Goal of the exercise:
Going through the material below, please gather all lines with the word "terminal" in them.

Dataset entries:
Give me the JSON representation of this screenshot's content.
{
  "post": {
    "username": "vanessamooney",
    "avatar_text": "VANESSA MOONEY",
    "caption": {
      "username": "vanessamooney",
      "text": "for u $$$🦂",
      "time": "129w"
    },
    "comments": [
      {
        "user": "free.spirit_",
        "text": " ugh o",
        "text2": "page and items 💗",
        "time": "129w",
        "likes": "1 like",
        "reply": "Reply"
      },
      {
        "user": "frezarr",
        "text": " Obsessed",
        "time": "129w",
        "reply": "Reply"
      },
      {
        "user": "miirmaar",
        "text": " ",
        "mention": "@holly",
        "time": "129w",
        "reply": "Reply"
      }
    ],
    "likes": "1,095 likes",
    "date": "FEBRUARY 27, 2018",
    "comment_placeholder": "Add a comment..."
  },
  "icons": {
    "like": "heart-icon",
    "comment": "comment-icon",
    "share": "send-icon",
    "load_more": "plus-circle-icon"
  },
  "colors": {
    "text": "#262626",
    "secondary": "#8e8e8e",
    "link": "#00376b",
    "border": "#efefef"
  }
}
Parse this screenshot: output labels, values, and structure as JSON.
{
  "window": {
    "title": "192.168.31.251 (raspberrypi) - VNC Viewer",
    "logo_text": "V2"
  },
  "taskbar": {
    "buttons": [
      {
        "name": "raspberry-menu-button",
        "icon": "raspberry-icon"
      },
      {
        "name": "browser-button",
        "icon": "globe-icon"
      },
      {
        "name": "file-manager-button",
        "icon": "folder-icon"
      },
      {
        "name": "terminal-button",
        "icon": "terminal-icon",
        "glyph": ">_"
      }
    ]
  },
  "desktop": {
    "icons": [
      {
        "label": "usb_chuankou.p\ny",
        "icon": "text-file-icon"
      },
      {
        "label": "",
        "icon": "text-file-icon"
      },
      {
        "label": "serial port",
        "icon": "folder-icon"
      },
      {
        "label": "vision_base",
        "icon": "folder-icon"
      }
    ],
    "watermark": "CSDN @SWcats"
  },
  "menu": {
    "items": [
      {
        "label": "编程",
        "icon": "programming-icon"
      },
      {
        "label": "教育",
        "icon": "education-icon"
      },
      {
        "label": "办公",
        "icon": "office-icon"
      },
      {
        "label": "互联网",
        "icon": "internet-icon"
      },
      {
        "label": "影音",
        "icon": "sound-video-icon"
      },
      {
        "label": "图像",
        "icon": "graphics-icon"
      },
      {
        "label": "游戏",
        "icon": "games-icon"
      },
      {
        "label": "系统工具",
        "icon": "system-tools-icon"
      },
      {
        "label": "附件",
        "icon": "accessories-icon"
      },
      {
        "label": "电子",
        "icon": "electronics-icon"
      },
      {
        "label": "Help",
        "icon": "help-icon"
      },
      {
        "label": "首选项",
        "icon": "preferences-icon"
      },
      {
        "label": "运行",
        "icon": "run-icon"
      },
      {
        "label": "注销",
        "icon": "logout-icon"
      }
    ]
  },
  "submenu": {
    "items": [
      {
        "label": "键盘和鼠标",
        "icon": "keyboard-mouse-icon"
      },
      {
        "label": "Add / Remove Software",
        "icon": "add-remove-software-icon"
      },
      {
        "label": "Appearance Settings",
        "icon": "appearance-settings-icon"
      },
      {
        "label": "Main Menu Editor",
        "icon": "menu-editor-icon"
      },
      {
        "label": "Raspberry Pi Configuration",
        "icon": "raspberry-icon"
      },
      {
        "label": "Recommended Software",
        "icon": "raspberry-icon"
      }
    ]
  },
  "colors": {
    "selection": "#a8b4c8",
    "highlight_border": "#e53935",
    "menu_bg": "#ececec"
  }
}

Worked answer:
        "name": "terminal-button",
        "icon": "terminal-icon",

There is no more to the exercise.